• _WORK TO DO_
Pick out every line in the records that contains the word "Refresh" and copy each one.

• _DATA FOR THE TASK_
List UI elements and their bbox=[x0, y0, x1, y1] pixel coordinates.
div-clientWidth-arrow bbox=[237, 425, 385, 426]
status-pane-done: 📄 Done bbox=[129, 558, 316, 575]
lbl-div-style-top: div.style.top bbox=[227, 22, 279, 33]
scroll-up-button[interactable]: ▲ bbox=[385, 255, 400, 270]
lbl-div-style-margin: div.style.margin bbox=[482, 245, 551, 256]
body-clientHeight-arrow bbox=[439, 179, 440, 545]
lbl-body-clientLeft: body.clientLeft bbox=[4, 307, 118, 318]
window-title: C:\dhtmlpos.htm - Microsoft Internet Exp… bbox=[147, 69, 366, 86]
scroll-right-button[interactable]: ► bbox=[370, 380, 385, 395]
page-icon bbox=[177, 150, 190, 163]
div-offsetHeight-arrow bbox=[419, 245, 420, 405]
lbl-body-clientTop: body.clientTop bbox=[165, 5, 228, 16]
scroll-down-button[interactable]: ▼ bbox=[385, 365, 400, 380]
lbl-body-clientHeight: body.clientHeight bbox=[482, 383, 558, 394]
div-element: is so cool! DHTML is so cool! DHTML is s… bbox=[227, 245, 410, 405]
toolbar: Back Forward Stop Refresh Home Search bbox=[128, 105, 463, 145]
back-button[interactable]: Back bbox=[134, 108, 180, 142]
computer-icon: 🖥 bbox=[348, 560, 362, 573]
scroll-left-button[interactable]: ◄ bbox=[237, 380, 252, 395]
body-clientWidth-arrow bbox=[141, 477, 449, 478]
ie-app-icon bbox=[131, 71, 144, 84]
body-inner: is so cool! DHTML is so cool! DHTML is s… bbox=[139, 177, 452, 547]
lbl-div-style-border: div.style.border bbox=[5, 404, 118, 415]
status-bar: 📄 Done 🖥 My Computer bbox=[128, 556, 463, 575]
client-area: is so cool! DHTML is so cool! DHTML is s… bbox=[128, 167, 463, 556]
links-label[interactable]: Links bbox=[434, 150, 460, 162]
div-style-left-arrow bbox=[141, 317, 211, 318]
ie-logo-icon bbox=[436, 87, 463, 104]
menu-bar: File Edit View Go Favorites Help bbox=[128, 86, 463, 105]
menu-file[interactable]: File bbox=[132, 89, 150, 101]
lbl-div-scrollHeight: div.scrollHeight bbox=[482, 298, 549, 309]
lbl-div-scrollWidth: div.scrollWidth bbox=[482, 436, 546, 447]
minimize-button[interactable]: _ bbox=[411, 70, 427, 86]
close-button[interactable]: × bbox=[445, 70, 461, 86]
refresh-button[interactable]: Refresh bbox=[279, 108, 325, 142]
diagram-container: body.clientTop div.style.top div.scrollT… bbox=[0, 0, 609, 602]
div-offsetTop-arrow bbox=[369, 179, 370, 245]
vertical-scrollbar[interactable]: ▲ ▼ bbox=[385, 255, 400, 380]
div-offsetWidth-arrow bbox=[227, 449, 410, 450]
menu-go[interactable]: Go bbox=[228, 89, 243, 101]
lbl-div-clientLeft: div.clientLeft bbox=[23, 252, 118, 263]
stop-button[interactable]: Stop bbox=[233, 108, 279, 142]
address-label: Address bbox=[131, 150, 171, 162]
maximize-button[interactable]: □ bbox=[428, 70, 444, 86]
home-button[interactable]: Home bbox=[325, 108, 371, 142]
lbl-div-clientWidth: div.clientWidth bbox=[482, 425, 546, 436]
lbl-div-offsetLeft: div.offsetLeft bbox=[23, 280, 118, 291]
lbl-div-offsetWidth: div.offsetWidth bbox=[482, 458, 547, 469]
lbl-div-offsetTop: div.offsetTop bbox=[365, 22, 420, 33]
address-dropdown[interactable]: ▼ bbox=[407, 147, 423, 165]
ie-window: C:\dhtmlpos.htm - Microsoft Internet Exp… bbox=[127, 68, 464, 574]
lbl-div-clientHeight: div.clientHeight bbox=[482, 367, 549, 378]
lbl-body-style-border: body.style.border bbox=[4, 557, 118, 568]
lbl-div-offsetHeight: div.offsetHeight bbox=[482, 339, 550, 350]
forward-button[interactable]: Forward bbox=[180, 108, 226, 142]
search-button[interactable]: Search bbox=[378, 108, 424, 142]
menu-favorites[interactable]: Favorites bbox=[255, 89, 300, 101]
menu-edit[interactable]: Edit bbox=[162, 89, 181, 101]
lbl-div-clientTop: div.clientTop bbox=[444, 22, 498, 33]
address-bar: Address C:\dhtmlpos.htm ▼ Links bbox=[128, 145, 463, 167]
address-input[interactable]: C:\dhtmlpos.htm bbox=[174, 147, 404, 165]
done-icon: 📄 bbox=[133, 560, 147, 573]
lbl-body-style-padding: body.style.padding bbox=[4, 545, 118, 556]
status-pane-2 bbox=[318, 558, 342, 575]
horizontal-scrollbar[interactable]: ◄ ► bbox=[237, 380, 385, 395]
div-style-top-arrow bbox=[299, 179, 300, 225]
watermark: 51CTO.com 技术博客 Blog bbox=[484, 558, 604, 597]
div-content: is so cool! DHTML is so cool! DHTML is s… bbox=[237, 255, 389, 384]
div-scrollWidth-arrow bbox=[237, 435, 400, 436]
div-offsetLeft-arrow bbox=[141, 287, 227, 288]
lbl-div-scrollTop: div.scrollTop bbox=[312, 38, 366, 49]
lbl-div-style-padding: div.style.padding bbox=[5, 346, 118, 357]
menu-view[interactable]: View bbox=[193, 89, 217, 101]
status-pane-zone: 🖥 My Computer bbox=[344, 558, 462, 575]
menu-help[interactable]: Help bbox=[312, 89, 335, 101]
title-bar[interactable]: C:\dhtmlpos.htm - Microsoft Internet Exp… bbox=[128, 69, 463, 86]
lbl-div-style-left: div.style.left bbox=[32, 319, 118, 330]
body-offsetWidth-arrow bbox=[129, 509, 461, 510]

• _OUTPUT_
toolbar: Back Forward Stop Refresh Home Search bbox=[128, 105, 463, 145]
refresh-button[interactable]: Refresh bbox=[279, 108, 325, 142]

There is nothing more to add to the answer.